Work to complete: Your task is to copy the listing exactly, with the pictures left out.

Records excerpted from a collection:
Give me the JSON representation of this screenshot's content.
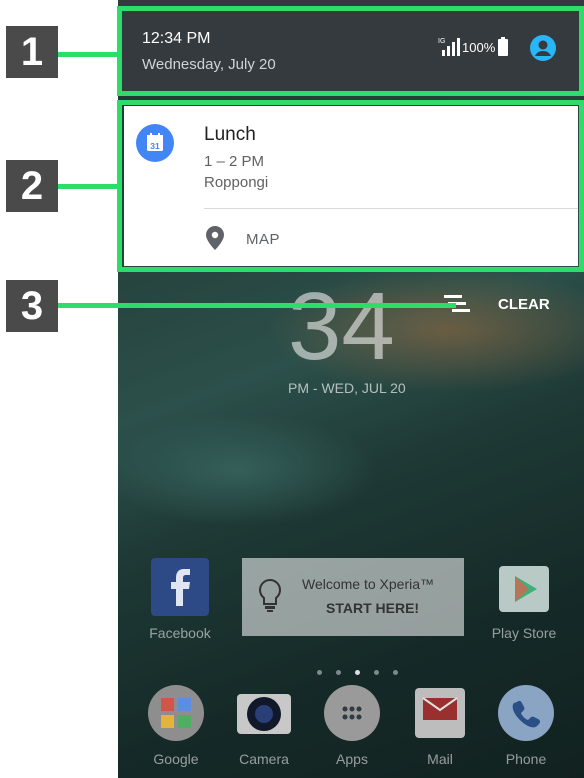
{
  "status_bar": {
    "time": "12:34 PM",
    "date": "Wednesday, July 20",
    "signal_badge": "IG",
    "battery": "100%"
  },
  "notification": {
    "calendar_day": "31",
    "title": "Lunch",
    "time_range": "1 – 2 PM",
    "location": "Roppongi",
    "action_label": "MAP"
  },
  "clear_label": "CLEAR",
  "lockscreen": {
    "clock_digits": "34",
    "clock_sub": "PM - WED, JUL 20"
  },
  "welcome": {
    "line1": "Welcome to Xperia™",
    "line2": "START HERE!"
  },
  "apps_top": [
    {
      "label": "Facebook",
      "icon": "facebook-icon"
    },
    {
      "label": "Play Store",
      "icon": "play-store-icon"
    }
  ],
  "dock": [
    {
      "label": "Google",
      "icon": "google-icon"
    },
    {
      "label": "Camera",
      "icon": "camera-icon"
    },
    {
      "label": "Apps",
      "icon": "apps-icon"
    },
    {
      "label": "Mail",
      "icon": "mail-icon"
    },
    {
      "label": "Phone",
      "icon": "phone-icon"
    }
  ],
  "callouts": [
    "1",
    "2",
    "3"
  ],
  "colors": {
    "callout": "#2edc6a",
    "calendar": "#4285f4",
    "avatar": "#29b6f6"
  }
}
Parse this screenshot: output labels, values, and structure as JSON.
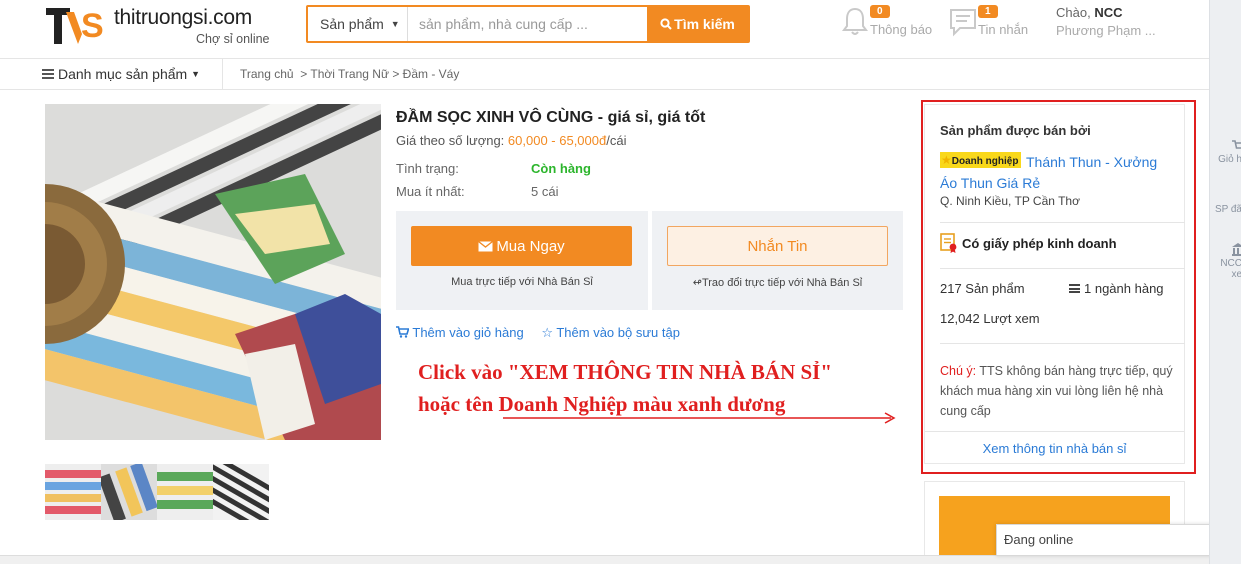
{
  "header": {
    "logo_text": "thitruongsi.com",
    "logo_sub": "Chợ sỉ online",
    "search": {
      "category": "Sản phẩm",
      "placeholder": "sản phẩm, nhà cung cấp ...",
      "button": "Tìm kiếm"
    },
    "notifications": {
      "count": "0",
      "label": "Thông báo"
    },
    "messages": {
      "count": "1",
      "label": "Tin nhắn"
    },
    "user": {
      "greeting": "Chào,",
      "name": "NCC",
      "username": "Phương Phạm ..."
    }
  },
  "nav": {
    "categories": "Danh mục sản phẩm",
    "breadcrumb": [
      "Trang chủ",
      "Thời Trang Nữ",
      "Đầm - Váy"
    ]
  },
  "product": {
    "title": "ĐẦM SỌC XINH VÔ CÙNG - giá sỉ, giá tốt",
    "price_label": "Giá theo số lượng:",
    "price": "60,000 - 65,000đ",
    "price_unit": "/cái",
    "status_label": "Tình trạng:",
    "status_value": "Còn hàng",
    "min_label": "Mua ít nhất:",
    "min_value": "5 cái",
    "buy_button": "Mua Ngay",
    "buy_note": "Mua trực tiếp với Nhà Bán Sỉ",
    "message_button": "Nhắn Tin",
    "message_note": "Trao đổi trực tiếp với Nhà Bán Sỉ",
    "add_cart": "Thêm vào giỏ hàng",
    "add_collection": "Thêm vào bộ sưu tập"
  },
  "annotation": {
    "line1": "Click vào \"XEM THÔNG TIN NHÀ BÁN SỈ\"",
    "line2": "hoặc tên Doanh Nghiệp màu xanh dương"
  },
  "seller": {
    "heading": "Sản phẩm được bán bởi",
    "badge": "Doanh nghiệp",
    "shop_name": "Thánh Thun - Xưởng Áo Thun Giá Rẻ",
    "location": "Q. Ninh Kiều, TP Cần Thơ",
    "license": "Có giấy phép kinh doanh",
    "products": "217 Sản phẩm",
    "industries": "1 ngành hàng",
    "views": "12,042 Lượt xem",
    "note_label": "Chú ý:",
    "note_text": "TTS không bán hàng trực tiếp, quý khách mua hàng xin vui lòng liên hệ nhà cung cấp",
    "view_link": "Xem thông tin nhà bán sỉ"
  },
  "online": "Đang online",
  "sidebar": [
    "Giỏ h",
    "SP đã",
    "NCC",
    "xe"
  ],
  "colors": {
    "brand": "#f28a22",
    "link": "#2b7bd6",
    "annotation": "#e01f1f",
    "in_stock": "#2cb52c"
  }
}
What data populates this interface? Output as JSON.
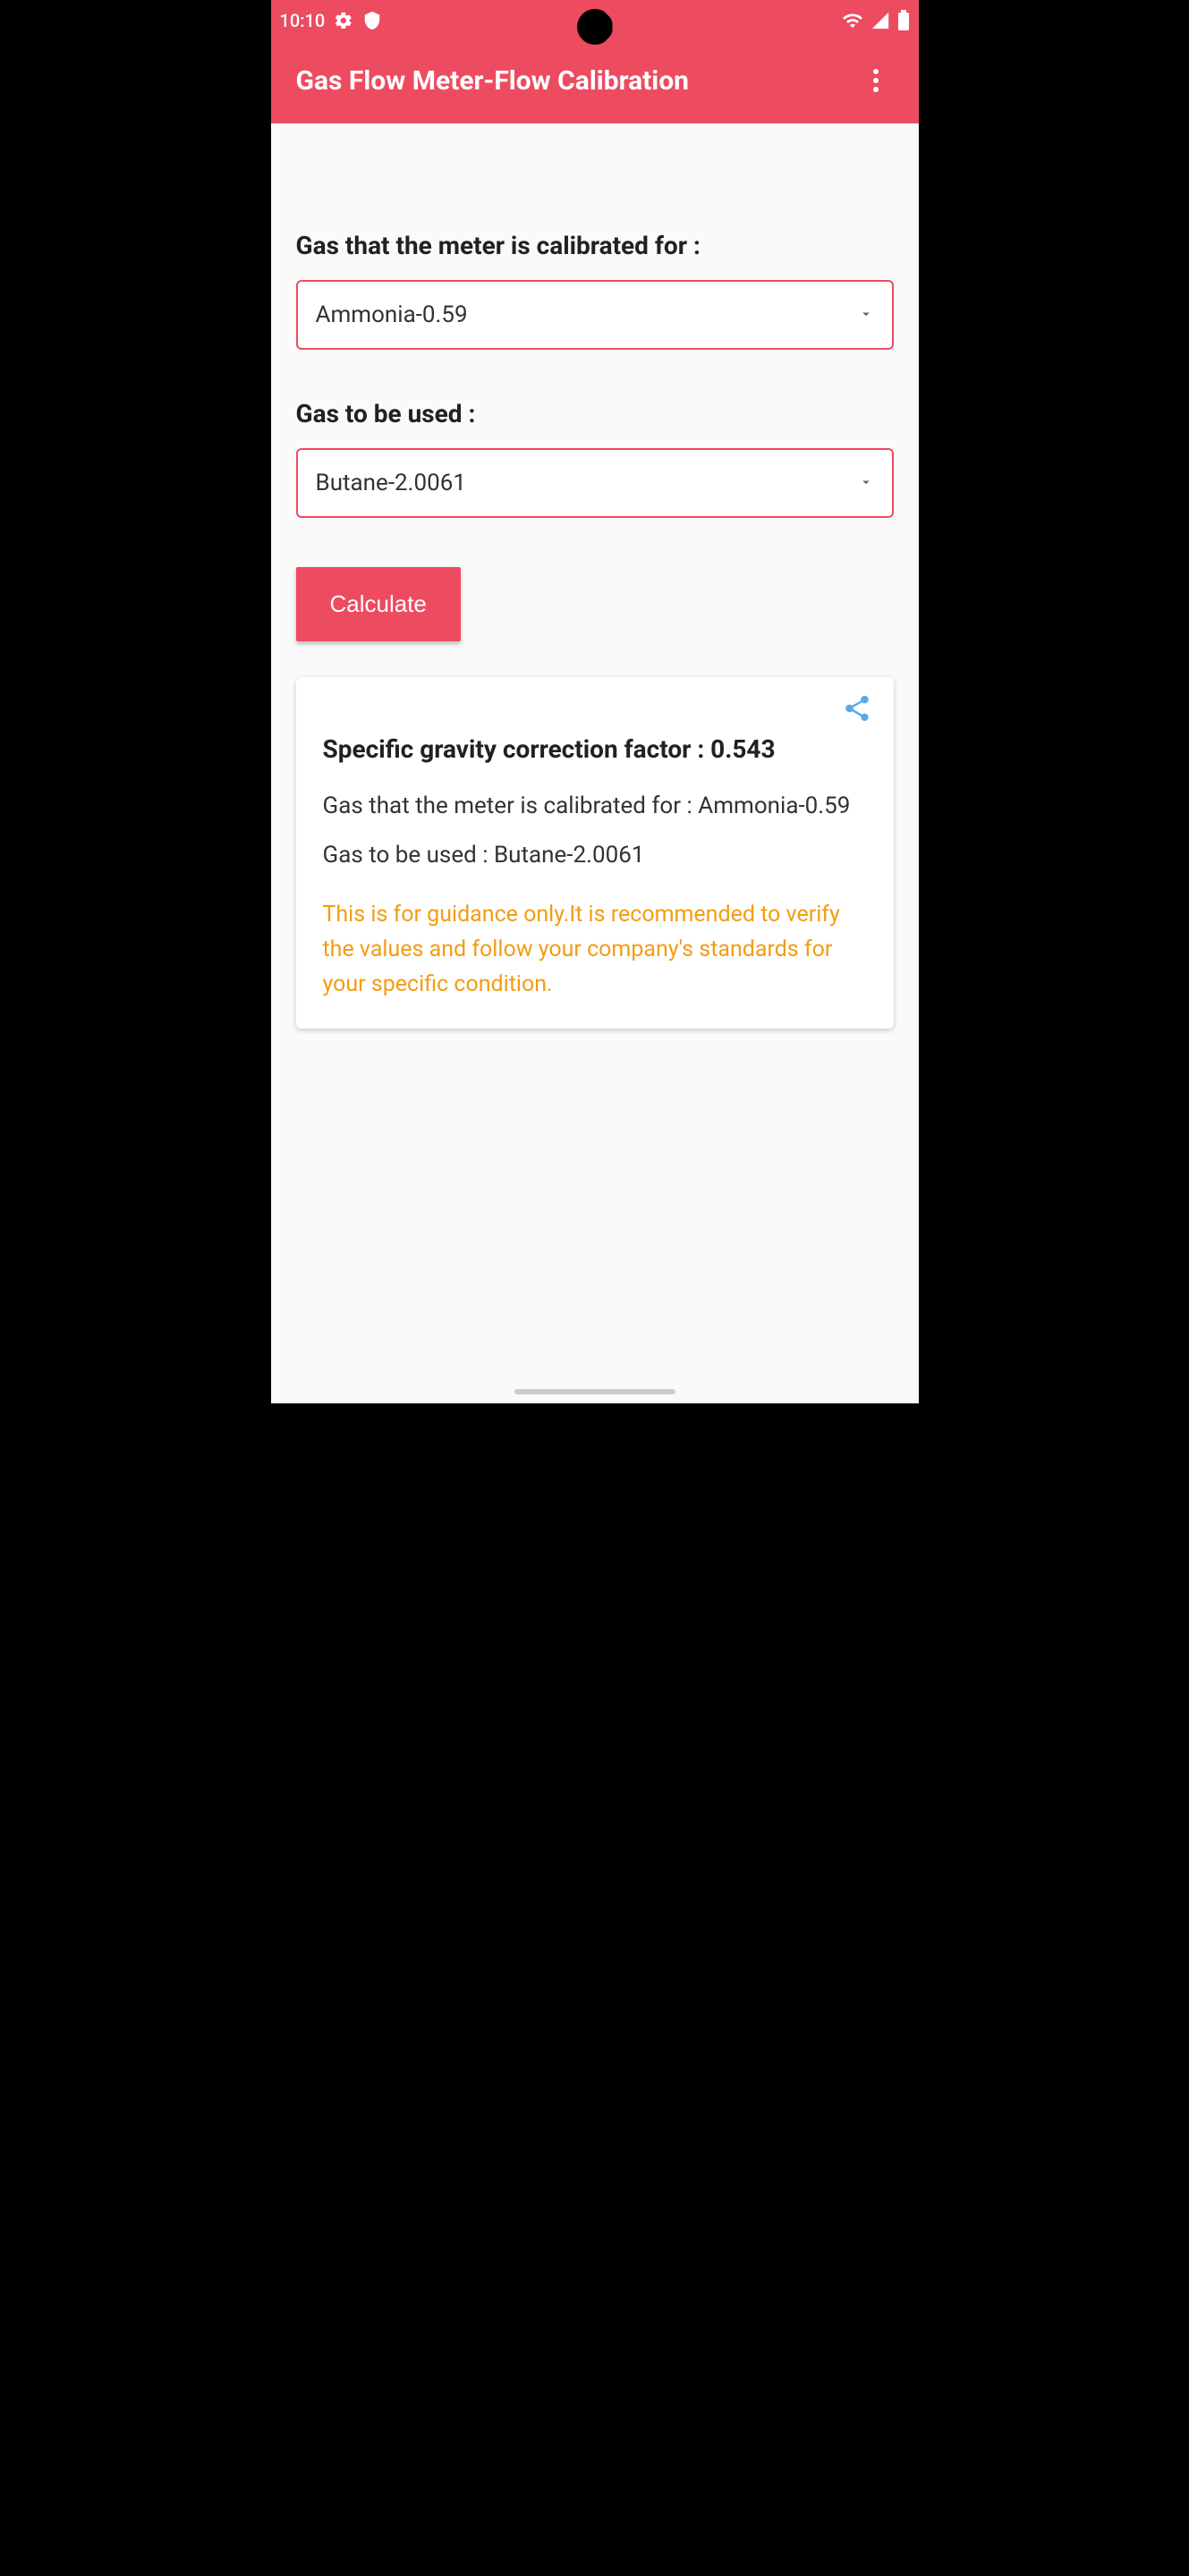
{
  "status": {
    "time": "10:10",
    "gear_icon": "gear-icon",
    "shield_icon": "shield-icon",
    "wifi_icon": "wifi-icon",
    "signal_icon": "signal-icon",
    "battery_icon": "battery-icon"
  },
  "appbar": {
    "title": "Gas Flow Meter-Flow Calibration"
  },
  "form": {
    "calibrated_label": "Gas that the meter is calibrated for :",
    "calibrated_value": "Ammonia-0.59",
    "used_label": "Gas to be used :",
    "used_value": "Butane-2.0061",
    "calculate_button": "Calculate"
  },
  "result": {
    "factor_line": "Specific gravity correction factor : 0.543",
    "calibrated_line": "Gas that the meter is calibrated for : Ammonia-0.59",
    "used_line": "Gas to be used : Butane-2.0061",
    "guidance": "This is for guidance only.It is recommended to verify the values and follow your company's standards for your specific condition."
  }
}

Result of the task:
Give me the JSON representation of this screenshot's content.
{
  "status_bar": {
    "time": "12:34 PM",
    "date": "Wednesday, July 20",
    "signal_badge": "IG",
    "battery": "100%"
  },
  "notification": {
    "calendar_day": "31",
    "title": "Lunch",
    "time_range": "1 – 2 PM",
    "location": "Roppongi",
    "action_label": "MAP"
  },
  "clear_label": "CLEAR",
  "lockscreen": {
    "clock_digits": "34",
    "clock_sub": "PM - WED, JUL 20"
  },
  "welcome": {
    "line1": "Welcome to Xperia™",
    "line2": "START HERE!"
  },
  "apps_top": [
    {
      "label": "Facebook",
      "icon": "facebook-icon"
    },
    {
      "label": "Play Store",
      "icon": "play-store-icon"
    }
  ],
  "dock": [
    {
      "label": "Google",
      "icon": "google-icon"
    },
    {
      "label": "Camera",
      "icon": "camera-icon"
    },
    {
      "label": "Apps",
      "icon": "apps-icon"
    },
    {
      "label": "Mail",
      "icon": "mail-icon"
    },
    {
      "label": "Phone",
      "icon": "phone-icon"
    }
  ],
  "callouts": [
    "1",
    "2",
    "3"
  ],
  "colors": {
    "callout": "#2edc6a",
    "calendar": "#4285f4",
    "avatar": "#29b6f6"
  }
}
Parse this screenshot: output labels, values, and structure as JSON.
{
  "header": {
    "logo_text": "thitruongsi.com",
    "logo_sub": "Chợ sỉ online",
    "search": {
      "category": "Sản phẩm",
      "placeholder": "sản phẩm, nhà cung cấp ...",
      "button": "Tìm kiếm"
    },
    "notifications": {
      "count": "0",
      "label": "Thông báo"
    },
    "messages": {
      "count": "1",
      "label": "Tin nhắn"
    },
    "user": {
      "greeting": "Chào,",
      "name": "NCC",
      "username": "Phương Phạm ..."
    }
  },
  "nav": {
    "categories": "Danh mục sản phẩm",
    "breadcrumb": [
      "Trang chủ",
      "Thời Trang Nữ",
      "Đầm - Váy"
    ]
  },
  "product": {
    "title": "ĐẦM SỌC XINH VÔ CÙNG - giá sỉ, giá tốt",
    "price_label": "Giá theo số lượng:",
    "price": "60,000 - 65,000đ",
    "price_unit": "/cái",
    "status_label": "Tình trạng:",
    "status_value": "Còn hàng",
    "min_label": "Mua ít nhất:",
    "min_value": "5 cái",
    "buy_button": "Mua Ngay",
    "buy_note": "Mua trực tiếp với Nhà Bán Sỉ",
    "message_button": "Nhắn Tin",
    "message_note": "Trao đổi trực tiếp với Nhà Bán Sỉ",
    "add_cart": "Thêm vào giỏ hàng",
    "add_collection": "Thêm vào bộ sưu tập"
  },
  "annotation": {
    "line1": "Click vào \"XEM THÔNG TIN NHÀ BÁN SỈ\"",
    "line2": "hoặc tên Doanh Nghiệp màu xanh dương"
  },
  "seller": {
    "heading": "Sản phẩm được bán bởi",
    "badge": "Doanh nghiệp",
    "shop_name": "Thánh Thun - Xưởng Áo Thun Giá Rẻ",
    "location": "Q. Ninh Kiều, TP Cần Thơ",
    "license": "Có giấy phép kinh doanh",
    "products": "217 Sản phẩm",
    "industries": "1 ngành hàng",
    "views": "12,042 Lượt xem",
    "note_label": "Chú ý:",
    "note_text": "TTS không bán hàng trực tiếp, quý khách mua hàng xin vui lòng liên hệ nhà cung cấp",
    "view_link": "Xem thông tin nhà bán sỉ"
  },
  "online": "Đang online",
  "sidebar": [
    "Giỏ h",
    "SP đã",
    "NCC",
    "xe"
  ],
  "colors": {
    "brand": "#f28a22",
    "link": "#2b7bd6",
    "annotation": "#e01f1f",
    "in_stock": "#2cb52c"
  }
}
What data populates this interface? Output as JSON.
{
  "status": {
    "time": "10:10",
    "gear_icon": "gear-icon",
    "shield_icon": "shield-icon",
    "wifi_icon": "wifi-icon",
    "signal_icon": "signal-icon",
    "battery_icon": "battery-icon"
  },
  "appbar": {
    "title": "Gas Flow Meter-Flow Calibration"
  },
  "form": {
    "calibrated_label": "Gas that the meter is calibrated for :",
    "calibrated_value": "Ammonia-0.59",
    "used_label": "Gas to be used :",
    "used_value": "Butane-2.0061",
    "calculate_button": "Calculate"
  },
  "result": {
    "factor_line": "Specific gravity correction factor : 0.543",
    "calibrated_line": "Gas that the meter is calibrated for : Ammonia-0.59",
    "used_line": "Gas to be used : Butane-2.0061",
    "guidance": "This is for guidance only.It is recommended to verify the values and follow your company's standards for your specific condition."
  }
}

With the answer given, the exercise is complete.